Data supplied section start
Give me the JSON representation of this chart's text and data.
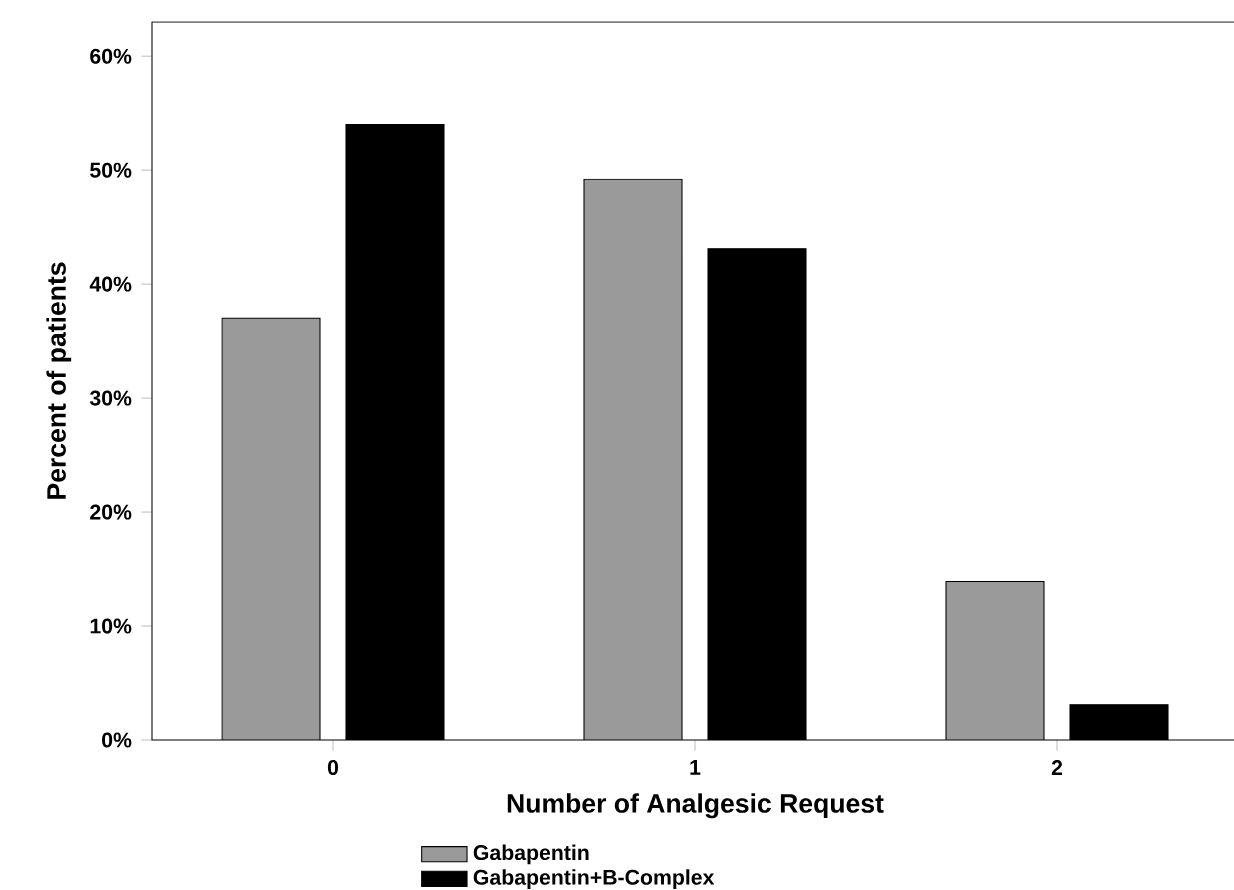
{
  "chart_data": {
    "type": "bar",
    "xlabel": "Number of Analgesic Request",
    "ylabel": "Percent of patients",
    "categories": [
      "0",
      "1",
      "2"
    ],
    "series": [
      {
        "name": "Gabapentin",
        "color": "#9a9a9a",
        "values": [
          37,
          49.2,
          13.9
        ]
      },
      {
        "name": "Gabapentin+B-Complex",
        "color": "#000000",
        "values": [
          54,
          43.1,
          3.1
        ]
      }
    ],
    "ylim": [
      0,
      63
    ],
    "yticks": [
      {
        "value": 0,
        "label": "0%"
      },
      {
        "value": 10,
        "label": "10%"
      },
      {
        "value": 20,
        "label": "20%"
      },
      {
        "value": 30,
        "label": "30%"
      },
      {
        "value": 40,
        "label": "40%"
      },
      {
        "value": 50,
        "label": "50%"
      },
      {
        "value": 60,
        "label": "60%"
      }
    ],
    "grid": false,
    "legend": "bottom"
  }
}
Data supplied section end
Data supplied section start
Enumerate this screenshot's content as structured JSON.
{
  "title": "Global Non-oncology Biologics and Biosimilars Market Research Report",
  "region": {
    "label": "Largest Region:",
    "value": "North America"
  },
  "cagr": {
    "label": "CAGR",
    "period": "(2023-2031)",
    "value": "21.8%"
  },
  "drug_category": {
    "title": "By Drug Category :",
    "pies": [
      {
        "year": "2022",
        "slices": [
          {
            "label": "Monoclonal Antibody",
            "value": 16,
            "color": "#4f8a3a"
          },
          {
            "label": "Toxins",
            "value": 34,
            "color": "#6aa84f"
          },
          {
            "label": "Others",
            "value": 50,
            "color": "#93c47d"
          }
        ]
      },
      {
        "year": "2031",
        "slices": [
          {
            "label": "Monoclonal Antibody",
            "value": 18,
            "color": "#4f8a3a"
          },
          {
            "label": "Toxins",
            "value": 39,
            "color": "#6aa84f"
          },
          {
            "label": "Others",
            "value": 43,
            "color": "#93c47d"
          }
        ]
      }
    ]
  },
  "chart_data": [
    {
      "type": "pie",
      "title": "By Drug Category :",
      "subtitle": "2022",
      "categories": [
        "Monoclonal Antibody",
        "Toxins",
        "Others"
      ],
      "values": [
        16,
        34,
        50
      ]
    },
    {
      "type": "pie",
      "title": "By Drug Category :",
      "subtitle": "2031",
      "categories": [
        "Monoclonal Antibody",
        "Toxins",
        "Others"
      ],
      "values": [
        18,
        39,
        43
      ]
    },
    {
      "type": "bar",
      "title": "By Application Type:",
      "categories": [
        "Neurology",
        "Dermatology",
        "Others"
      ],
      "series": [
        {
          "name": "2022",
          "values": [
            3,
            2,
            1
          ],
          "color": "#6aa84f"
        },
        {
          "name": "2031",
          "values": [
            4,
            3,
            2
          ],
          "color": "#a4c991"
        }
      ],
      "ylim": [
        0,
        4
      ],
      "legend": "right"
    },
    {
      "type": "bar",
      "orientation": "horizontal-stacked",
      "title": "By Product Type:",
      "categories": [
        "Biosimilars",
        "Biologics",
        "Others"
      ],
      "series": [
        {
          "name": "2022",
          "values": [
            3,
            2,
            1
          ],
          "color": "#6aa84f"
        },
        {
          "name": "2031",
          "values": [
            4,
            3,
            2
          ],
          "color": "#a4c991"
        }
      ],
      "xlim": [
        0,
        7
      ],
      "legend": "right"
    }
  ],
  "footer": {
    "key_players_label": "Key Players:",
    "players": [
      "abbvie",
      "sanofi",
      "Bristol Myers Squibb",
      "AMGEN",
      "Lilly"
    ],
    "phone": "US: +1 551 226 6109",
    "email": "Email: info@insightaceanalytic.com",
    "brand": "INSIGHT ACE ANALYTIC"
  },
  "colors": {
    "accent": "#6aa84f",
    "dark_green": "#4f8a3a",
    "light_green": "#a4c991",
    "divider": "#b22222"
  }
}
Data supplied section end
Data supplied section start
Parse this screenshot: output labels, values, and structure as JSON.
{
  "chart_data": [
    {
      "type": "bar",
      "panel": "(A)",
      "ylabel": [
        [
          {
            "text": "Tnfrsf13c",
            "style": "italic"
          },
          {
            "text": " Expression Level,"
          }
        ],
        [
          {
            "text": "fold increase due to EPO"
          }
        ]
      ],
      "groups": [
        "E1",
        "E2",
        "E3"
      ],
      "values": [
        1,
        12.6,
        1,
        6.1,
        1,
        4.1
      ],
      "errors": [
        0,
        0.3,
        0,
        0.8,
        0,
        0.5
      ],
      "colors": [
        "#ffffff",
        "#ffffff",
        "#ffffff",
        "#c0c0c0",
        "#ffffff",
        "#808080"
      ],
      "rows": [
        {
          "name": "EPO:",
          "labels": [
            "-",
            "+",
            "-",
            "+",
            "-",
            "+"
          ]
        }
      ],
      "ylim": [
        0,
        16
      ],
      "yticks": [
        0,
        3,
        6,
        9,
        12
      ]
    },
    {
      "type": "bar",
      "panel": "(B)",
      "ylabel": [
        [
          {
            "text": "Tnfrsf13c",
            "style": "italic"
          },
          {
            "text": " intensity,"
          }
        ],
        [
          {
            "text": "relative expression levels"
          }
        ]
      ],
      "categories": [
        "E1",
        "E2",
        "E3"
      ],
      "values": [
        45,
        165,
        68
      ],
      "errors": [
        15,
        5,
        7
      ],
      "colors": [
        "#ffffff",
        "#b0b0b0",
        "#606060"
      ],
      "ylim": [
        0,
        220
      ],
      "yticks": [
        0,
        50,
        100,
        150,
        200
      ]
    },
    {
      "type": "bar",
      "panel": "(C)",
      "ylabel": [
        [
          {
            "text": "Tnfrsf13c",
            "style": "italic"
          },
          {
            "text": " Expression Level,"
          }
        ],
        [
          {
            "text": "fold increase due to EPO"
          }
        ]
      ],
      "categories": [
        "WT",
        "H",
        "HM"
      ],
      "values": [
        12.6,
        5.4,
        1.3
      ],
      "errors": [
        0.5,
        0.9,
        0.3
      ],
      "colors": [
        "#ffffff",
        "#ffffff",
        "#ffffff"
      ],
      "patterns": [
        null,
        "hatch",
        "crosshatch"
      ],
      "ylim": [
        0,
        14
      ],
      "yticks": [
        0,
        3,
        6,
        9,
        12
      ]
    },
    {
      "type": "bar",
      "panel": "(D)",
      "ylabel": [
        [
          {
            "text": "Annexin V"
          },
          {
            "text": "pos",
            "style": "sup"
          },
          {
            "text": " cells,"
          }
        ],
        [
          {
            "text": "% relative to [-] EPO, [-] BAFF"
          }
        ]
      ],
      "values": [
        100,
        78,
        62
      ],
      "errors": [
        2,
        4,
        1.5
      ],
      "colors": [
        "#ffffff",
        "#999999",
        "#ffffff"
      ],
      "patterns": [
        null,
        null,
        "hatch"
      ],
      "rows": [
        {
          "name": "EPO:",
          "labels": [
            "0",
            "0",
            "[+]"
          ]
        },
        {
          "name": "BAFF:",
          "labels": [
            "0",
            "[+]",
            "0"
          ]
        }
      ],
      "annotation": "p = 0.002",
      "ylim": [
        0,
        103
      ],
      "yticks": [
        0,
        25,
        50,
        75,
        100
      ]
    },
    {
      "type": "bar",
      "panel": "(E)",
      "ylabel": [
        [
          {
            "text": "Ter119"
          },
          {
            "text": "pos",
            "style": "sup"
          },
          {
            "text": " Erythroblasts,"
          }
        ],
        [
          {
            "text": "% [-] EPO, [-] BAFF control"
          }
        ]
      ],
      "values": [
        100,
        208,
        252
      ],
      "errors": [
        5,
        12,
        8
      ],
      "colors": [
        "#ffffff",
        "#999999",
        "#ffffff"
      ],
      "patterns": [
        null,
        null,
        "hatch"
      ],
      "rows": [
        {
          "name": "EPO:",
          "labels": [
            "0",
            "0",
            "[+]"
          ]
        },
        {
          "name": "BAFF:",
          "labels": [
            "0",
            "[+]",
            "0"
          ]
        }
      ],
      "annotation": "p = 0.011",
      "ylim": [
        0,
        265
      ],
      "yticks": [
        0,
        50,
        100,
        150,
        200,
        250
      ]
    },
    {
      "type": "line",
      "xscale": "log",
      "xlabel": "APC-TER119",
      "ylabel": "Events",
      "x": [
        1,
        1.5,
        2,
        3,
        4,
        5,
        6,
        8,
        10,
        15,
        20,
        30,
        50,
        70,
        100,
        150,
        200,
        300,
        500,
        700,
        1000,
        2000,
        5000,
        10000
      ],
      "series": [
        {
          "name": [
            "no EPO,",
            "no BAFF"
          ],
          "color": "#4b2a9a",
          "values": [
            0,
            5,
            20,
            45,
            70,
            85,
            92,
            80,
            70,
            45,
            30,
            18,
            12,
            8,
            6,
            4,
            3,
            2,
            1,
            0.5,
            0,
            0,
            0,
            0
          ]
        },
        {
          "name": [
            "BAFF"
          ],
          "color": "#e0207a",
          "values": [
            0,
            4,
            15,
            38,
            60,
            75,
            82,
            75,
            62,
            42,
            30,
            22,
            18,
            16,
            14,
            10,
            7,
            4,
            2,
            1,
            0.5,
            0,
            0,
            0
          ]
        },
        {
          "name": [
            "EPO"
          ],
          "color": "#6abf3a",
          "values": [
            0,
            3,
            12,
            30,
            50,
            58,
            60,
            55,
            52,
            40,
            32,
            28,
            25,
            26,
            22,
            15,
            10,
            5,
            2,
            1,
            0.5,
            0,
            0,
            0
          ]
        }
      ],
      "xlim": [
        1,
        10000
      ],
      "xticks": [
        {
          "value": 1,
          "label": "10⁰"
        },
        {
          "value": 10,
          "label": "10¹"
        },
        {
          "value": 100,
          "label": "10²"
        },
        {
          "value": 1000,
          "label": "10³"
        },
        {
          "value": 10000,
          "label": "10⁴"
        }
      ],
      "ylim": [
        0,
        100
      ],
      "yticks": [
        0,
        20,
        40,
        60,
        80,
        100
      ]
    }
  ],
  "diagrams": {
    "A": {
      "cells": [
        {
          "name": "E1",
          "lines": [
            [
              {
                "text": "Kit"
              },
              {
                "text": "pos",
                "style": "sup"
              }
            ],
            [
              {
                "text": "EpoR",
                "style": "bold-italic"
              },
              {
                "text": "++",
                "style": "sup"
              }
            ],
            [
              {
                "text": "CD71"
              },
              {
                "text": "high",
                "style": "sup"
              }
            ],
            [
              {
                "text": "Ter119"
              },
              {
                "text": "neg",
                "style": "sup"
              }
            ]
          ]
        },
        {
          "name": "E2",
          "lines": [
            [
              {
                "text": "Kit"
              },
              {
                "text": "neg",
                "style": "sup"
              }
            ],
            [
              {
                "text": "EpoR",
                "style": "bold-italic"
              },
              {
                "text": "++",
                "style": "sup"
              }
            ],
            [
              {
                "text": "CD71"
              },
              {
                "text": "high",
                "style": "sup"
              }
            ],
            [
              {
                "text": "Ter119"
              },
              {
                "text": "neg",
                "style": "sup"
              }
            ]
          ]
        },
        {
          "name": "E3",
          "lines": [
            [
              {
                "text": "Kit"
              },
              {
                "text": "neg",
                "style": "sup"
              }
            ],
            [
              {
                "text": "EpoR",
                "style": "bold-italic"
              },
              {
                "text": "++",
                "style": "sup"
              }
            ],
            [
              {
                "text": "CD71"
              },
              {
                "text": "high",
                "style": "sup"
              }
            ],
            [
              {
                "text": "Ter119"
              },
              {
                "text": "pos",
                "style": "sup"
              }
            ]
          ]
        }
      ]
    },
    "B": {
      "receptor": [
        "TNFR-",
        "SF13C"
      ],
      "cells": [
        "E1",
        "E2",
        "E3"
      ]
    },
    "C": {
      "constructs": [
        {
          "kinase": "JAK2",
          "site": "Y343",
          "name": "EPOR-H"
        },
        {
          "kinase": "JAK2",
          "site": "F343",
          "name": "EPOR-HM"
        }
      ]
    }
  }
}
Data supplied section end
▸ **To do**
The word "this" appears in some of the lines above. Copy those lines.

▸ **Response box**
Give me the JSON representation of this chart's text and data.
Enumerate this screenshot's content as structured JSON.
Parse this screenshot: output labels, values, and structure as JSON.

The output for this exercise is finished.